• REQUIREMENTS:
Your answer should be a single number: the count of lines containing "organisation".

Stored entries:
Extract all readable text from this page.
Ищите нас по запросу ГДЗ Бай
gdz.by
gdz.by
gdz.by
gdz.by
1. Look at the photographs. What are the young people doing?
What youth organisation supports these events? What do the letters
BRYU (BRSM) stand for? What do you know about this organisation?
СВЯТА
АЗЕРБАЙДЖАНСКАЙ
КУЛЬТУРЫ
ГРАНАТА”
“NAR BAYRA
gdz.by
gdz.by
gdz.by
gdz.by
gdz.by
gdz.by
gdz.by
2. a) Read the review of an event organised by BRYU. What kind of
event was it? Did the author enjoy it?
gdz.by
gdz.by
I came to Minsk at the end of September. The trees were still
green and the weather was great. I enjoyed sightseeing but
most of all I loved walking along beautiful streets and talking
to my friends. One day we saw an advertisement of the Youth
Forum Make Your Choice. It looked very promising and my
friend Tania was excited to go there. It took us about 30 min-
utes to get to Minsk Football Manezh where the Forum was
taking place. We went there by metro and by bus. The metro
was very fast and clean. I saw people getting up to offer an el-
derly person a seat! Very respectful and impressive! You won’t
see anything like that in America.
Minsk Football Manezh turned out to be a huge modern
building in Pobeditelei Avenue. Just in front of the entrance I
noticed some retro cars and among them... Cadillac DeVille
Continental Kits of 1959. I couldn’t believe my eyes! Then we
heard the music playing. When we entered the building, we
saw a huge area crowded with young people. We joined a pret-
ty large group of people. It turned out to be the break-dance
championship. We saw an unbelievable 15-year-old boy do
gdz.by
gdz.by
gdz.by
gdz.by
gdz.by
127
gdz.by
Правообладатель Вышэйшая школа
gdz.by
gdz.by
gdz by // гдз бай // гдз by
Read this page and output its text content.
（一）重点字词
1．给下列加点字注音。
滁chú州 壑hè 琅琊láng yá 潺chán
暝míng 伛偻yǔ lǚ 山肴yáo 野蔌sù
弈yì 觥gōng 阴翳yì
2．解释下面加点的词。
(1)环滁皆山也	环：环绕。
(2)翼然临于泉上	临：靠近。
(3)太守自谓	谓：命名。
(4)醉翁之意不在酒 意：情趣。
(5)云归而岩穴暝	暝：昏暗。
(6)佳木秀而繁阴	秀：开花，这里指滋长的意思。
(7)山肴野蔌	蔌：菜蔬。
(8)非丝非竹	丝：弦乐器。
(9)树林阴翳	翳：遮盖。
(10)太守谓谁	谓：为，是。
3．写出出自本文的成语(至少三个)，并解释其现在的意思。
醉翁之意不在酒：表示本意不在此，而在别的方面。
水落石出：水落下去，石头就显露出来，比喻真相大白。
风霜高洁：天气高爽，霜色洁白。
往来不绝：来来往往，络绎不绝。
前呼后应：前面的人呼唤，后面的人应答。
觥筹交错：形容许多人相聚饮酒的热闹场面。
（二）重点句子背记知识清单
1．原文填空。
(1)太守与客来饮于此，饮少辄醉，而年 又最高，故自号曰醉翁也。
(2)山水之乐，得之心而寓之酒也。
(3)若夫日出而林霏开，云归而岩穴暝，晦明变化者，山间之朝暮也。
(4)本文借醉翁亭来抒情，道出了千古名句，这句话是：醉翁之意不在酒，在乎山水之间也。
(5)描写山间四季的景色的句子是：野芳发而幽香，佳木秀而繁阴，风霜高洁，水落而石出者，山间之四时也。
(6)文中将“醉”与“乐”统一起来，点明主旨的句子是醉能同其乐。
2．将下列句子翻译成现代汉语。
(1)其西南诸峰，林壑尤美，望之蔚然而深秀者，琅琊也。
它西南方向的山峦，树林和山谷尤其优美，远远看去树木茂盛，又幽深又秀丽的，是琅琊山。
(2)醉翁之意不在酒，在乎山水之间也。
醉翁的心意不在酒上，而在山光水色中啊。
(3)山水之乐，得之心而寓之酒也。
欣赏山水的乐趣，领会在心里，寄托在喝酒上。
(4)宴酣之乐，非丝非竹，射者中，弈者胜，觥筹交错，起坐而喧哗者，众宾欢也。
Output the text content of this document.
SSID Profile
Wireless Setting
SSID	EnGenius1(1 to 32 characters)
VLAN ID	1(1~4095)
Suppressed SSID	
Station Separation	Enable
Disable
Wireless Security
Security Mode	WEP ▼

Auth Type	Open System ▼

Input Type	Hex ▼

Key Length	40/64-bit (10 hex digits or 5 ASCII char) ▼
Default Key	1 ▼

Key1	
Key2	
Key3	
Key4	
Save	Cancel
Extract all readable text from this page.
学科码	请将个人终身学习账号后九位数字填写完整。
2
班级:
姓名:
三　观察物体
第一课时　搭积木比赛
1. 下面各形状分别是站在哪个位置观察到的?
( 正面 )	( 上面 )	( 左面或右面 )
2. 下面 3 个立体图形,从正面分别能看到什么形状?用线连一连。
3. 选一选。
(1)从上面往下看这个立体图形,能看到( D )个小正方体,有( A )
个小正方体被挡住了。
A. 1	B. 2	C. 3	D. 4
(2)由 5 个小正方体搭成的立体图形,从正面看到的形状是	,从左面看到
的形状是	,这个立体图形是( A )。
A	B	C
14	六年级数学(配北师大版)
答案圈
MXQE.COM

• WRITTEN SOLUTION:
2